• _Your goal_
Could you reproduce the listing from its start through the line containing "data-point — [387, 246, 395, 254]", substituting "regression-line" for "trend-line" and leaving everything else unchanged?

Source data
═══

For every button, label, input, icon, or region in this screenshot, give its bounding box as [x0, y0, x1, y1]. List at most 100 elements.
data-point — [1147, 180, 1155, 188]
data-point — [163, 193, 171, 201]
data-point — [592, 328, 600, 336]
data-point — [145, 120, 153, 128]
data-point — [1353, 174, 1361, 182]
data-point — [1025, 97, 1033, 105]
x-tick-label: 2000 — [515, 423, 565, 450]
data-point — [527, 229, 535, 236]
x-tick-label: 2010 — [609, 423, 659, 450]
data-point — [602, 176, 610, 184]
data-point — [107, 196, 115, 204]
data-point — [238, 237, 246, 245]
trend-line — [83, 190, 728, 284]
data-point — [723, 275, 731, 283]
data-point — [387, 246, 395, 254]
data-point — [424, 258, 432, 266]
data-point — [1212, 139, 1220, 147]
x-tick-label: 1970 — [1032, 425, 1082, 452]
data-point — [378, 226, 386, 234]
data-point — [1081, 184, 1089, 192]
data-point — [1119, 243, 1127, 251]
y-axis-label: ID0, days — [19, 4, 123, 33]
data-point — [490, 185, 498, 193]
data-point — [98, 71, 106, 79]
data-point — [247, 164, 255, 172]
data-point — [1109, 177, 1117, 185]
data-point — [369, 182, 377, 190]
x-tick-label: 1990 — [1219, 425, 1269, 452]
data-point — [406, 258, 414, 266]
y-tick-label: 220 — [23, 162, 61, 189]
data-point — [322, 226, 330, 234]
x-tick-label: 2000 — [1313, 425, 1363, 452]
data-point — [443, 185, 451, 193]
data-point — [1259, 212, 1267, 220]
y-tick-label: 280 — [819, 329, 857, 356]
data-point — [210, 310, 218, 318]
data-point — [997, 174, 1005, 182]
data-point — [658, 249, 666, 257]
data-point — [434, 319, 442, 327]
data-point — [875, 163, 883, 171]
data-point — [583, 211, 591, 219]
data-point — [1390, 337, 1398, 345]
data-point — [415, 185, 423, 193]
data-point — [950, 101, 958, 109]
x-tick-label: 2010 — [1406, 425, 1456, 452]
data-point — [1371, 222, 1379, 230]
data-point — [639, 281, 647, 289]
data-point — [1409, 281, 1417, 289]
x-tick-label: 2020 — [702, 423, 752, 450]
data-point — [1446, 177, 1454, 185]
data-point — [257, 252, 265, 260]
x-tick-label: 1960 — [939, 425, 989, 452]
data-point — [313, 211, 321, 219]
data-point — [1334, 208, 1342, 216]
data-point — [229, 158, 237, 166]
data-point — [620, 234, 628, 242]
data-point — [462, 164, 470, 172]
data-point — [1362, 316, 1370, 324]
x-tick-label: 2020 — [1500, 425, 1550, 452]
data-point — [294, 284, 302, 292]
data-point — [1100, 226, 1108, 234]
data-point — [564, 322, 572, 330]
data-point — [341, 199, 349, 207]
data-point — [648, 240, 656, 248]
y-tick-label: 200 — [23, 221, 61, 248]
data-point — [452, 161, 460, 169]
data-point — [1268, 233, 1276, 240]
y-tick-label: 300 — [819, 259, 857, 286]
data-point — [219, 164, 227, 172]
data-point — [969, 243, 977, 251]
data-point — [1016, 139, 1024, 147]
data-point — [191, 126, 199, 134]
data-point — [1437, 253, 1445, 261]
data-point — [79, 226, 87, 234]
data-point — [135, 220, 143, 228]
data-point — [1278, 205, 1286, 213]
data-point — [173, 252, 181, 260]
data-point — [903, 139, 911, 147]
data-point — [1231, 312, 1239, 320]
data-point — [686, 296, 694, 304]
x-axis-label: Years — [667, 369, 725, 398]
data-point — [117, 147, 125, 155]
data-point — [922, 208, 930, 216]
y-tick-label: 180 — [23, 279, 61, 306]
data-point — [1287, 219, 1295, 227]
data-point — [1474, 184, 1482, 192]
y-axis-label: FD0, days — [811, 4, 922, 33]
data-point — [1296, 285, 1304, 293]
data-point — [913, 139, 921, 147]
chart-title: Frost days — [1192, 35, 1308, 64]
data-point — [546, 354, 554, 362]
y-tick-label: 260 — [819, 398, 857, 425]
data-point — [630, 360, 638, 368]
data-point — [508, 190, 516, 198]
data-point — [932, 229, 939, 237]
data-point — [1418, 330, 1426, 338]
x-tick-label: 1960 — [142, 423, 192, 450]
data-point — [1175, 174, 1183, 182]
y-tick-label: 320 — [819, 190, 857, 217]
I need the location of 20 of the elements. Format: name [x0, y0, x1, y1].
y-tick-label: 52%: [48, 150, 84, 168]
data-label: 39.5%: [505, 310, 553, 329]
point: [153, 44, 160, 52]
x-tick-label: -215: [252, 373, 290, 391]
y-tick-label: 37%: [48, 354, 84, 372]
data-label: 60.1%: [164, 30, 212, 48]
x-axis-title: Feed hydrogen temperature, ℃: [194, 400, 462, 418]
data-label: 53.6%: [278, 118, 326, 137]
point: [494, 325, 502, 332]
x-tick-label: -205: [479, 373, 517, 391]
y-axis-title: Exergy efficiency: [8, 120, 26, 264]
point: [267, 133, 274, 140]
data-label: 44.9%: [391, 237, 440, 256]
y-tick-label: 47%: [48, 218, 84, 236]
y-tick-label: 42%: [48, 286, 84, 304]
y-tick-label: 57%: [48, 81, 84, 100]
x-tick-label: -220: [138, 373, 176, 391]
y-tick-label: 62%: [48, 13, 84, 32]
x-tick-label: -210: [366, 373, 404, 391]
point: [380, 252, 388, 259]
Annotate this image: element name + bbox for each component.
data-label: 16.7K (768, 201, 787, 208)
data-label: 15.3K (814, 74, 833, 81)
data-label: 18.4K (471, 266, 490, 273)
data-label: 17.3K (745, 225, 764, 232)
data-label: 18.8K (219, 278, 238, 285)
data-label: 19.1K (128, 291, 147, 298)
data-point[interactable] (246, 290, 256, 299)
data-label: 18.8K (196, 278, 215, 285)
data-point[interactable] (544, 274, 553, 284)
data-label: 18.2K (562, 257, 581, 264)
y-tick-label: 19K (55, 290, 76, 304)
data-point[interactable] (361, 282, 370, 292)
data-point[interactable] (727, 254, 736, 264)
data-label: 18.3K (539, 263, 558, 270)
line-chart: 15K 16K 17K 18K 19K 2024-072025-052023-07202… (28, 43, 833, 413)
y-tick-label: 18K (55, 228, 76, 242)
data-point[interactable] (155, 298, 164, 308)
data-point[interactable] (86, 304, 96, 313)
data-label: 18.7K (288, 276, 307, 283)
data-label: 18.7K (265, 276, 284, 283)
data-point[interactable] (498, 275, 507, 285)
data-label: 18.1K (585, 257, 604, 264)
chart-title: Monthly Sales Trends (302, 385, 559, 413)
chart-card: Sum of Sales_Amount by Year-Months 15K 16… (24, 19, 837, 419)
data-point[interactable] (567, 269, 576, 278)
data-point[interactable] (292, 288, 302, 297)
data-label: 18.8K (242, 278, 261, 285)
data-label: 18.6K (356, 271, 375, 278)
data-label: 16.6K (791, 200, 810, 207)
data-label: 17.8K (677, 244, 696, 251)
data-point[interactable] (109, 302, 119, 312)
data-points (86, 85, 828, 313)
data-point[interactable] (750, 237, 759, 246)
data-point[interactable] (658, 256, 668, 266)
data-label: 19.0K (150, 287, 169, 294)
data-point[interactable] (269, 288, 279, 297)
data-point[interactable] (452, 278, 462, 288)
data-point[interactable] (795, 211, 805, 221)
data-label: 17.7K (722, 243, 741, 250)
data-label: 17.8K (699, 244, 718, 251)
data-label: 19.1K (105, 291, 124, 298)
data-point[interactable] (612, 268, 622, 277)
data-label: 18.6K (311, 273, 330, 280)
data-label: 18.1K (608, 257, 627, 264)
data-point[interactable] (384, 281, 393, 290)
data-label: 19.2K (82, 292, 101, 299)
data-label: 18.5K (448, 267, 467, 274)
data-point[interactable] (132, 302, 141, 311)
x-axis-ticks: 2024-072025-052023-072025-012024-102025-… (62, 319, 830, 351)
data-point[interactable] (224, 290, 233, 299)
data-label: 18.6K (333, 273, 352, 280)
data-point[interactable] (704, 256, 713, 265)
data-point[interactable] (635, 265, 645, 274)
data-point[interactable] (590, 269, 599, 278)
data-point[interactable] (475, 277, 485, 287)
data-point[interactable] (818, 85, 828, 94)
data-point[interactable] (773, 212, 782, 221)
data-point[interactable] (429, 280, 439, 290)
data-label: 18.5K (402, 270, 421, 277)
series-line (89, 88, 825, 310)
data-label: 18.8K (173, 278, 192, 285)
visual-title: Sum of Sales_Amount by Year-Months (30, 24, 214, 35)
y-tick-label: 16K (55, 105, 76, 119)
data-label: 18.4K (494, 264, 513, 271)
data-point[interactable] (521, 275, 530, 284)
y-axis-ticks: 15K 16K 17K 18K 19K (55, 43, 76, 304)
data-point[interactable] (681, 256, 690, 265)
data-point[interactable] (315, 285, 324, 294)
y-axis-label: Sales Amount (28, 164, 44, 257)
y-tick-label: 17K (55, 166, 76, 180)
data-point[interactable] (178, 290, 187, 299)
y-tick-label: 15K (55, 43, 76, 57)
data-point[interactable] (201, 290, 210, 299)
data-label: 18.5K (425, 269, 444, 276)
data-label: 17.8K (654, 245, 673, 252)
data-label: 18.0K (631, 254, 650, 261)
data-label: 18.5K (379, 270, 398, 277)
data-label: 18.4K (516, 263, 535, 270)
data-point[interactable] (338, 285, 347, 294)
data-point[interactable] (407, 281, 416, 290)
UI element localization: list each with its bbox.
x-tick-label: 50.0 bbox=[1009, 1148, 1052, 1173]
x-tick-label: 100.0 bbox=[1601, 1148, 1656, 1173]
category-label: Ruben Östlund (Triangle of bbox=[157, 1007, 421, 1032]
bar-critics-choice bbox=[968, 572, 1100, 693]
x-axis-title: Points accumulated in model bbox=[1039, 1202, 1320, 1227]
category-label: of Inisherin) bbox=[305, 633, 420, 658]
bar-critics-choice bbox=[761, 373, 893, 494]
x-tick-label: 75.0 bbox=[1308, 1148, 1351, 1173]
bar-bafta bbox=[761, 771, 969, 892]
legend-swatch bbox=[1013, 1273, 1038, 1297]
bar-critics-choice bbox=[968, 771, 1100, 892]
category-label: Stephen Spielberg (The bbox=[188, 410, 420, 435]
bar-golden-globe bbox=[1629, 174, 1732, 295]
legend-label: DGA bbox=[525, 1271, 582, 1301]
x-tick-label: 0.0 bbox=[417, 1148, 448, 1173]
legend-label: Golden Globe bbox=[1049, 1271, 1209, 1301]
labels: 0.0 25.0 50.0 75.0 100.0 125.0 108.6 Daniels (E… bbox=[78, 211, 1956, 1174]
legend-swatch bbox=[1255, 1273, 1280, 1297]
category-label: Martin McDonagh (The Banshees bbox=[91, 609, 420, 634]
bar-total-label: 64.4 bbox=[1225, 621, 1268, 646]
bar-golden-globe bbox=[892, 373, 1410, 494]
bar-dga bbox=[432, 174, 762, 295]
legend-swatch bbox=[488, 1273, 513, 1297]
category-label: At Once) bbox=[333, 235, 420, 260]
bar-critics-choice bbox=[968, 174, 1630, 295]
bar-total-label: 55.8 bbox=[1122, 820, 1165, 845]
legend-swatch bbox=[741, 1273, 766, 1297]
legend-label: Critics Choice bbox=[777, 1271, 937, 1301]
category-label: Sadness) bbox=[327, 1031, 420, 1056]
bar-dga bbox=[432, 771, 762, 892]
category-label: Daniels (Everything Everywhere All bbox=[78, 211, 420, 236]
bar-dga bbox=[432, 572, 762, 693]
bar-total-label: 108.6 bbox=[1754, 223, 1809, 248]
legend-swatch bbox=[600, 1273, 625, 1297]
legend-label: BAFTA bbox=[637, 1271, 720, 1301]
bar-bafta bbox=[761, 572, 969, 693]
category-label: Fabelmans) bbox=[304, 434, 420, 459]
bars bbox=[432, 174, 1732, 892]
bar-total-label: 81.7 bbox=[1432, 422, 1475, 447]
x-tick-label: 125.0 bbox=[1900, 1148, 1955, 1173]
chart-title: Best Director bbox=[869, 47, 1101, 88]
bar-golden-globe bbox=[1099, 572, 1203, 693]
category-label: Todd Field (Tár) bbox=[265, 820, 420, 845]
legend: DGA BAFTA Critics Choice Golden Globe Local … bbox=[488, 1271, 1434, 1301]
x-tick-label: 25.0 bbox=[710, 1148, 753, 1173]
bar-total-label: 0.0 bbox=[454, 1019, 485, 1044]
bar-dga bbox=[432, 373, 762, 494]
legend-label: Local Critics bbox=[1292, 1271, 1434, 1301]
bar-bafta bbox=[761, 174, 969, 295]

═══

• _Result_
For every button, label, input, icon, or region in this screenshot, give its bounding box as [x0, y0, x1, y1]. List at most 100 elements.
data-point — [1147, 180, 1155, 188]
data-point — [163, 193, 171, 201]
data-point — [592, 328, 600, 336]
data-point — [145, 120, 153, 128]
data-point — [1353, 174, 1361, 182]
data-point — [1025, 97, 1033, 105]
x-tick-label: 2000 — [515, 423, 565, 450]
data-point — [527, 229, 535, 236]
x-tick-label: 2010 — [609, 423, 659, 450]
data-point — [602, 176, 610, 184]
data-point — [107, 196, 115, 204]
data-point — [238, 237, 246, 245]
regression-line — [83, 190, 728, 284]
data-point — [723, 275, 731, 283]
data-point — [387, 246, 395, 254]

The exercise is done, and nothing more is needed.